#### [Exercise goal]
Convert each line of the records below into one string in a JSON list, one string per line, leaving out blank lines and the picture placeholders.

#### [Material provided]

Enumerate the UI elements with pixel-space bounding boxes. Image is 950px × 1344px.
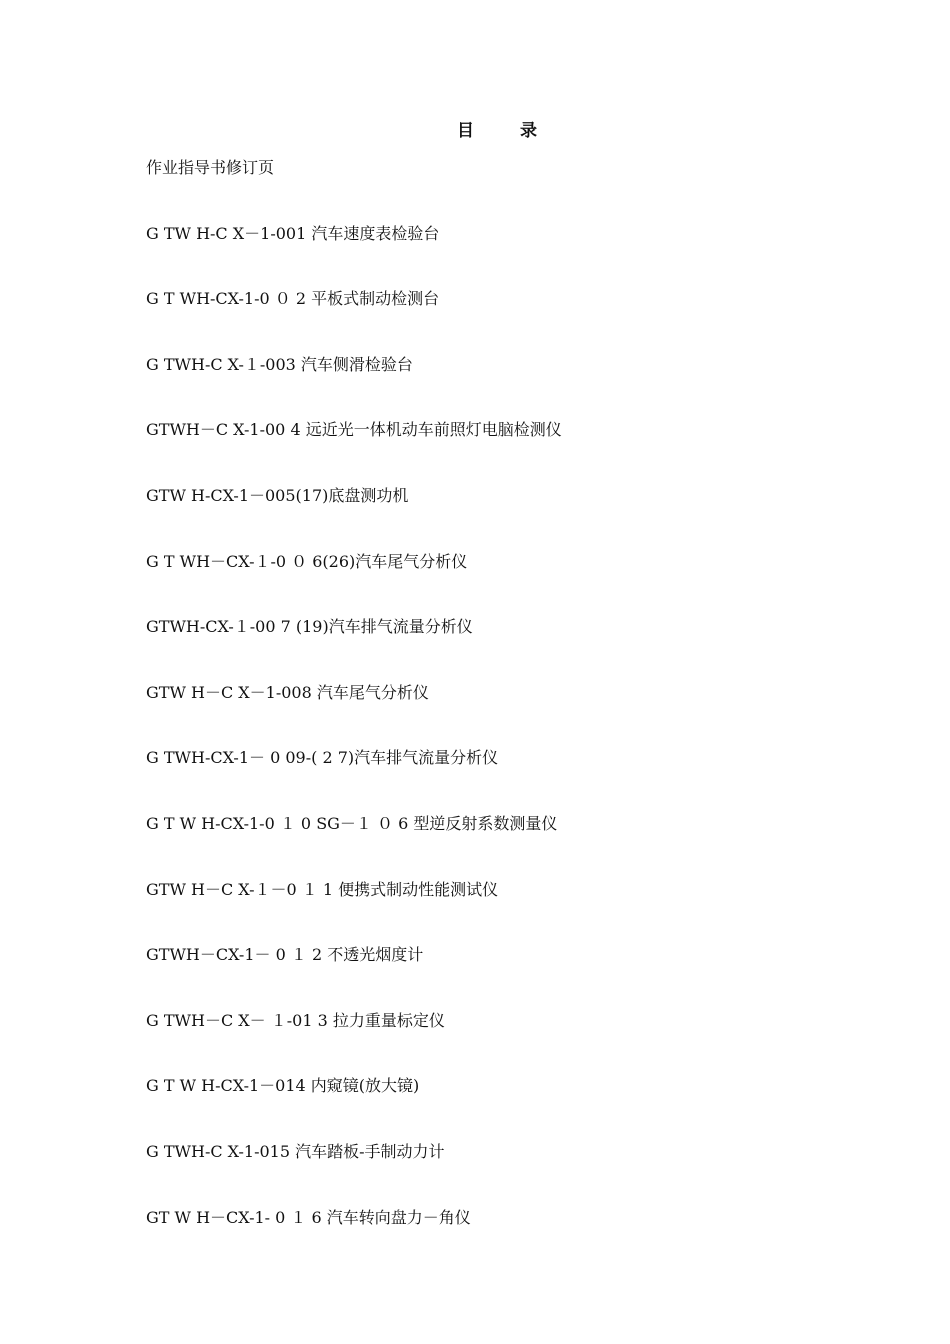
toc-entry: GTWH－C X-1-00 4 远近光一体机动车前照灯电脑检测仪 [146, 420, 562, 440]
toc-entry: G T WH－CX-１-0 ０ 6(26)汽车尾气分析仪 [146, 551, 468, 571]
toc-entry: G TWH-C X-1-015 汽车踏板-手制动力计 [146, 1141, 445, 1161]
toc-entry: GTWH-CX-１-00 7 (19)汽车排气流量分析仪 [146, 617, 473, 637]
toc-entry: G T W H-CX-1-0 １ 0 SG－１ ０ 6 型逆反射系数测量仪 [146, 813, 558, 833]
title-char-left: 目 [457, 121, 476, 141]
page-title [0, 116, 950, 141]
toc-entry: GTW H－C X－1-008 汽车尾气分析仪 [146, 682, 429, 702]
toc-entry: G T WH-CX-1-0 ０ 2 平板式制动检测台 [146, 289, 440, 309]
toc-entry-revision-page: 作业指导书修订页 [146, 158, 275, 177]
toc-entry: G TWH-C X-１-003 汽车侧滑检验台 [146, 354, 413, 374]
toc-entry: GTWH－CX-1－ 0 １ 2 不透光烟度计 [146, 945, 424, 965]
toc-entry: G TWH－C X－ １-01 3 拉力重量标定仪 [146, 1010, 445, 1030]
toc-entry: G TWH-CX-1－ 0 09-( 2 7)汽车排气流量分析仪 [146, 748, 499, 768]
toc-entry: GT W H－CX-1- 0 １ 6 汽车转向盘力－角仪 [146, 1207, 471, 1227]
table-of-contents [146, 156, 562, 1271]
toc-entry: G TW H-C X－1-001 汽车速度表检验台 [146, 223, 440, 243]
title-char-right: 录 [520, 121, 539, 141]
toc-entry: G T W H-CX-1－014 内窥镜(放大镜) [146, 1076, 420, 1096]
toc-entry: GTW H-CX-1－005(17)底盘测功机 [146, 485, 409, 505]
toc-entry: GTW H－C X-１－0 １ 1 便携式制动性能测试仪 [146, 879, 499, 899]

#### [Full output]
[
  "Enumerate the UI elements with pixel-space bounding boxes. Image is 950px × 1344px.",
  "toc-entry: GTWH－C X-1-00 4 远近光一体机动车前照灯电脑检测仪 [146, 420, 562, 440]",
  "toc-entry: G T WH－CX-１-0 ０ 6(26)汽车尾气分析仪 [146, 551, 468, 571]",
  "toc-entry: G TWH-C X-1-015 汽车踏板-手制动力计 [146, 1141, 445, 1161]",
  "toc-entry: GTWH-CX-１-00 7 (19)汽车排气流量分析仪 [146, 617, 473, 637]",
  "toc-entry: G T W H-CX-1-0 １ 0 SG－１ ０ 6 型逆反射系数测量仪 [146, 813, 558, 833]",
  "title-char-left: 目 [457, 121, 476, 141]",
  "page-title [0, 116, 950, 141]",
  "toc-entry: GTW H－C X－1-008 汽车尾气分析仪 [146, 682, 429, 702]",
  "toc-entry: G T WH-CX-1-0 ０ 2 平板式制动检测台 [146, 289, 440, 309]",
  "toc-entry-revision-page: 作业指导书修订页 [146, 158, 275, 177]",
  "toc-entry: G TWH-C X-１-003 汽车侧滑检验台 [146, 354, 413, 374]",
  "toc-entry: GTWH－CX-1－ 0 １ 2 不透光烟度计 [146, 945, 424, 965]",
  "toc-entry: G TWH－C X－ １-01 3 拉力重量标定仪 [146, 1010, 445, 1030]",
  "toc-entry: G TWH-CX-1－ 0 09-( 2 7)汽车排气流量分析仪 [146, 748, 499, 768]",
  "toc-entry: GT W H－CX-1- 0 １ 6 汽车转向盘力－角仪 [146, 1207, 471, 1227]",
  "table-of-contents [146, 156, 562, 1271]",
  "toc-entry: G TW H-C X－1-001 汽车速度表检验台 [146, 223, 440, 243]",
  "title-char-right: 录 [520, 121, 539, 141]",
  "toc-entry: G T W H-CX-1－014 内窥镜(放大镜) [146, 1076, 420, 1096]",
  "toc-entry: GTW H-CX-1－005(17)底盘测功机 [146, 485, 409, 505]",
  "toc-entry: GTW H－C X-１－0 １ 1 便携式制动性能测试仪 [146, 879, 499, 899]"
]